#### [What is needed]
Lift every line from the entries that includes the word "this".

----

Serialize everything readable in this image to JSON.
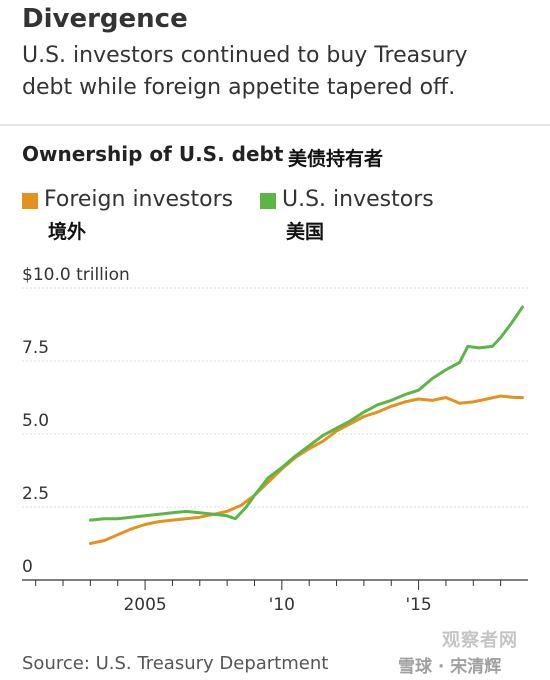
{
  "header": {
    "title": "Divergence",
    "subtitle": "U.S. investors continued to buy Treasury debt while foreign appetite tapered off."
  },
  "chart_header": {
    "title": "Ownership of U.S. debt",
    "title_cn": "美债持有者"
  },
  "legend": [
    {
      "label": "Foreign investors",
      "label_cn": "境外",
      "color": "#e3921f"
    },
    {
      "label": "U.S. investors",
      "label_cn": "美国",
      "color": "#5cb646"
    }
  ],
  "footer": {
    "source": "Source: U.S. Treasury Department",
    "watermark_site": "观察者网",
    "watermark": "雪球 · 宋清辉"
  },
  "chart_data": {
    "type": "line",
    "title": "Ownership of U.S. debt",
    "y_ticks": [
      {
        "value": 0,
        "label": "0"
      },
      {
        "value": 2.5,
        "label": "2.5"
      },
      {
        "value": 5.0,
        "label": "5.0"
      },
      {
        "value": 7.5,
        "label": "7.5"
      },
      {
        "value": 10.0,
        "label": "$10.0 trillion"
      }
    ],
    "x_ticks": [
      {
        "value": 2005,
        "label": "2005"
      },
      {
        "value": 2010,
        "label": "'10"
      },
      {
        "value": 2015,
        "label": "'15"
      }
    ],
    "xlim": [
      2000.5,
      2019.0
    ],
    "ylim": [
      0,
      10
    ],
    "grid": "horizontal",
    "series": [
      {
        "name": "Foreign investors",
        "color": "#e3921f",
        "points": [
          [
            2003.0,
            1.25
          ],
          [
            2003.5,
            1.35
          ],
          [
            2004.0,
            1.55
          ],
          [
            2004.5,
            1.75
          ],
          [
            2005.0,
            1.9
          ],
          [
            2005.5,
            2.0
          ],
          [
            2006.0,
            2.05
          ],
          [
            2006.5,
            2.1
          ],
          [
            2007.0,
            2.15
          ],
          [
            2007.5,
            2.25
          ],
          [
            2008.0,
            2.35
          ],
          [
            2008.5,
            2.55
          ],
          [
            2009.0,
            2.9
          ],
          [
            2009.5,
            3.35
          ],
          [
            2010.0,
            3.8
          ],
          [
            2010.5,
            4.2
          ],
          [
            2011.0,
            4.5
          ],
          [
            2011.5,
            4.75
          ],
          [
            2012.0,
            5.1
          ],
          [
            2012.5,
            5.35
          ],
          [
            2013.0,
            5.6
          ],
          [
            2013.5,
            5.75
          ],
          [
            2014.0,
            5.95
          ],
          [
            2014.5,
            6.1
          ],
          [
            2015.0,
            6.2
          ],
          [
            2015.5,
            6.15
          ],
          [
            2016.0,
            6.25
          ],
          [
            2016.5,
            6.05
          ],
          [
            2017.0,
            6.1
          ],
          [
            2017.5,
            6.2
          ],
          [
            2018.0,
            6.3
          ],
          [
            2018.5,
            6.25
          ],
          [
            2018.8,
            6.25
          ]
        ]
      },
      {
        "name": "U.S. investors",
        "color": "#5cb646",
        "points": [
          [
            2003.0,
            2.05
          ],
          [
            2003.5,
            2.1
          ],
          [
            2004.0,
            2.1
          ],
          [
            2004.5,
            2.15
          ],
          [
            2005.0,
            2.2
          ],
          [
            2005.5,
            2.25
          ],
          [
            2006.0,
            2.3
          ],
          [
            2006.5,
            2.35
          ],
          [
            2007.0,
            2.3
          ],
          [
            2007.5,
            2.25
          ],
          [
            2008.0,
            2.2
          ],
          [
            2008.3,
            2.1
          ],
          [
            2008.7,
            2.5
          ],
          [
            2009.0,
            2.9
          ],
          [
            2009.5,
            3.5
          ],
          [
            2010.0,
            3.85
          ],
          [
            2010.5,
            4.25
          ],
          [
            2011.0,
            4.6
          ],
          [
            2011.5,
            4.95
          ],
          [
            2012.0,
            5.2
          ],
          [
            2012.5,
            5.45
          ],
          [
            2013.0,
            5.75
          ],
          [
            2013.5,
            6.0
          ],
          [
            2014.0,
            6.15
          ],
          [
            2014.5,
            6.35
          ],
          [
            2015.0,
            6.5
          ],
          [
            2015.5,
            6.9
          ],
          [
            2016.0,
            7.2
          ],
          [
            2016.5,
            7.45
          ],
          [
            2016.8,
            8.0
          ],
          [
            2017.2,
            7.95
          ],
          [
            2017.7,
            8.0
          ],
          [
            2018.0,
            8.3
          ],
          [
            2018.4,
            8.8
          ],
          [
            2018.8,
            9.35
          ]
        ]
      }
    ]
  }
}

----

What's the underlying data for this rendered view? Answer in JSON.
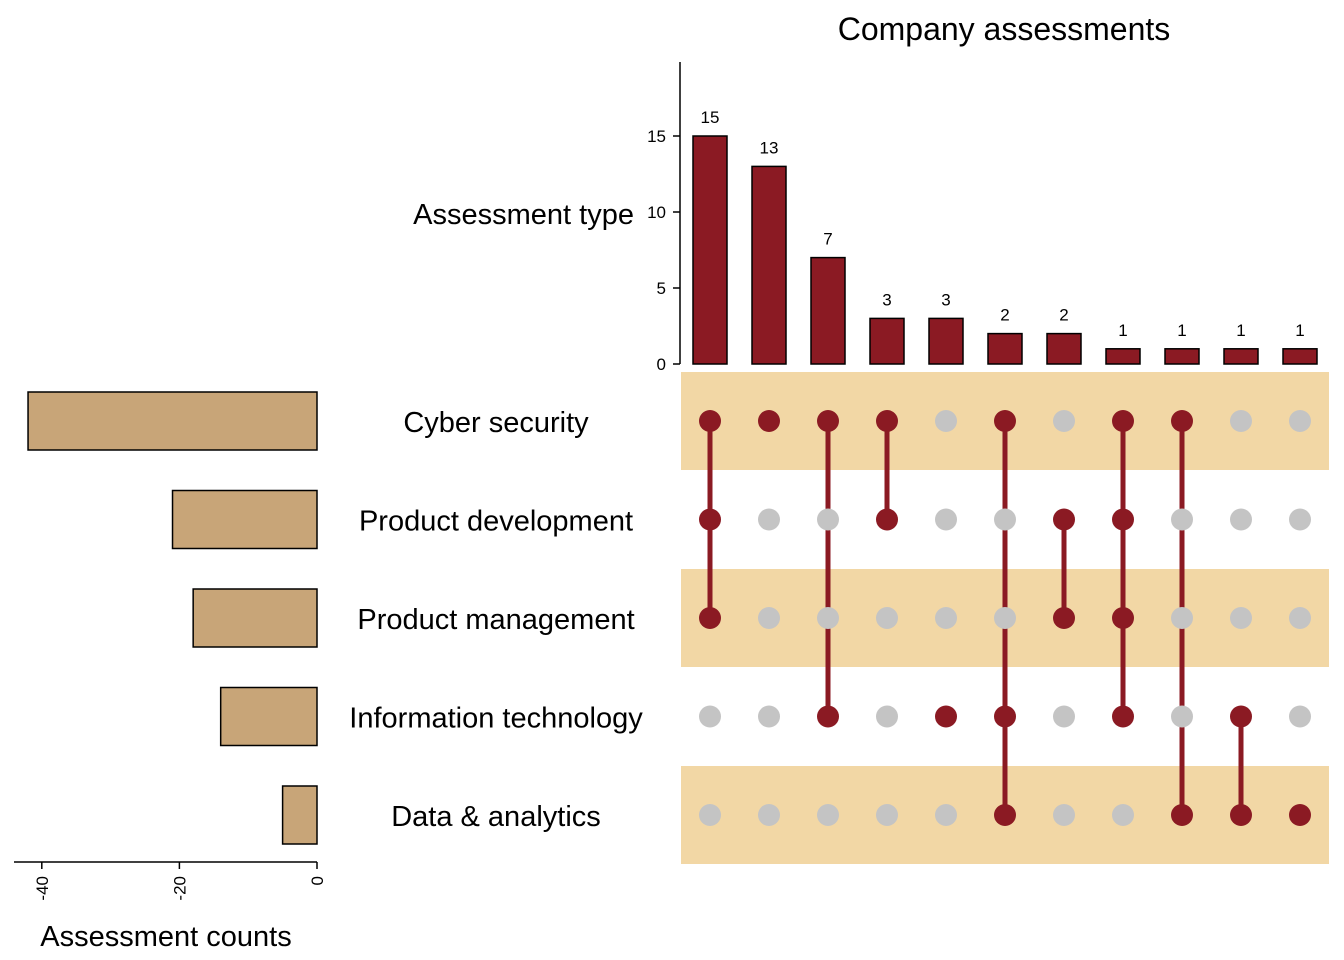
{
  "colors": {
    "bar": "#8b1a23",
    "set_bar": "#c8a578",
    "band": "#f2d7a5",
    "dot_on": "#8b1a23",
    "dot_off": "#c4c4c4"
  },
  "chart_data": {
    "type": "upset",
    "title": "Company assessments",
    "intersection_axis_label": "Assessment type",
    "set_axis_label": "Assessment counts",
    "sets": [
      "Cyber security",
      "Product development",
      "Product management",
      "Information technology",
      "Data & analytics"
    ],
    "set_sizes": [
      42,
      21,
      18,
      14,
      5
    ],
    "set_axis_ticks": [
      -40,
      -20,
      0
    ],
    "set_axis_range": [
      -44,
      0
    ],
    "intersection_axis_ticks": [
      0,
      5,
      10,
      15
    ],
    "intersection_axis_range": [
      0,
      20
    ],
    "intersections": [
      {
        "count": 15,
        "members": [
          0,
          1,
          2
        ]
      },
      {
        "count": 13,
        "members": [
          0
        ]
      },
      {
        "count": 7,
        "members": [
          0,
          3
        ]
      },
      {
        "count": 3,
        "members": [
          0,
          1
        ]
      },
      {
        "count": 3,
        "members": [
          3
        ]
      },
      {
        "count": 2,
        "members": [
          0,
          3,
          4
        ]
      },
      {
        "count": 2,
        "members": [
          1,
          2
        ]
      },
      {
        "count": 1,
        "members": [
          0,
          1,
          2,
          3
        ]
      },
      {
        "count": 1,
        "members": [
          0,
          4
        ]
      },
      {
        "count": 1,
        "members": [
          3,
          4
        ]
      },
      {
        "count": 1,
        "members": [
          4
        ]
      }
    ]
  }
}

----

#### [Response below]
Serialize everything readable in this image to JSON.
What's the underlying data for this rendered view? Answer in JSON.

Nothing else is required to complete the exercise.